Gather every line that includes the word "content", please.

(Data excerpts)
────────────────────────────────────────

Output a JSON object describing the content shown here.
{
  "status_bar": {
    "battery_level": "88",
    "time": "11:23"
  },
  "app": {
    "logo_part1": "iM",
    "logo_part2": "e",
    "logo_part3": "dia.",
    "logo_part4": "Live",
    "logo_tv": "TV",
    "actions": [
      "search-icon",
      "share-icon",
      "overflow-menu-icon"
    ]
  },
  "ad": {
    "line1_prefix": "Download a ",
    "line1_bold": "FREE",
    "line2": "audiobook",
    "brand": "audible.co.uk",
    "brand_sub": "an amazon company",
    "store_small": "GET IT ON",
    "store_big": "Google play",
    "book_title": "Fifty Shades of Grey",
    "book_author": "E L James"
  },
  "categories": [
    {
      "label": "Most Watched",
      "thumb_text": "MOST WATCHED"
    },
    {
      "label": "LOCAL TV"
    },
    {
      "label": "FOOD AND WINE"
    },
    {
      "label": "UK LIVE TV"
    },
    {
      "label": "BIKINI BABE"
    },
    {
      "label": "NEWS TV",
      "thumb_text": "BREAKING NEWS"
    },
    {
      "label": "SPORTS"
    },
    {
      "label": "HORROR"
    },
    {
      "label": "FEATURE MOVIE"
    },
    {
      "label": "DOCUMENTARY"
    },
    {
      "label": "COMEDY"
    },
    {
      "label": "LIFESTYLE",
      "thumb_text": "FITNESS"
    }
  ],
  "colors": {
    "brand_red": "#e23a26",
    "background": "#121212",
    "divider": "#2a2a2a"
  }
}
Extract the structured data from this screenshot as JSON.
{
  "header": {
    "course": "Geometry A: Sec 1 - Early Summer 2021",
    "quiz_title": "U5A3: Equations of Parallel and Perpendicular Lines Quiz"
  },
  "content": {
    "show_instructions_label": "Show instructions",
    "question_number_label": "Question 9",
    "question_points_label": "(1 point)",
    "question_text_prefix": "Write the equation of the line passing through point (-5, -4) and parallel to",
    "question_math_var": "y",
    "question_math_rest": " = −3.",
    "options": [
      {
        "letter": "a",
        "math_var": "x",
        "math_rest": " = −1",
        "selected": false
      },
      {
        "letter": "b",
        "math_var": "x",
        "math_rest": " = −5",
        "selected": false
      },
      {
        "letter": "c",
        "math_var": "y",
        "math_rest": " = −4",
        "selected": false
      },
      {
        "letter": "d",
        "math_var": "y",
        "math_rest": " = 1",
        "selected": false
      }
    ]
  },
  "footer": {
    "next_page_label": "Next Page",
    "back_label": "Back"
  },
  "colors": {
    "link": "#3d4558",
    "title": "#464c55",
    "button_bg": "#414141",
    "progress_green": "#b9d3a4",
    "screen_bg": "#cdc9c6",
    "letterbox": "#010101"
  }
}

────────────────────────────────────────

* _PROBLEM SOLUTION_:
Output a JSON object describing the content shown here.
  "content": {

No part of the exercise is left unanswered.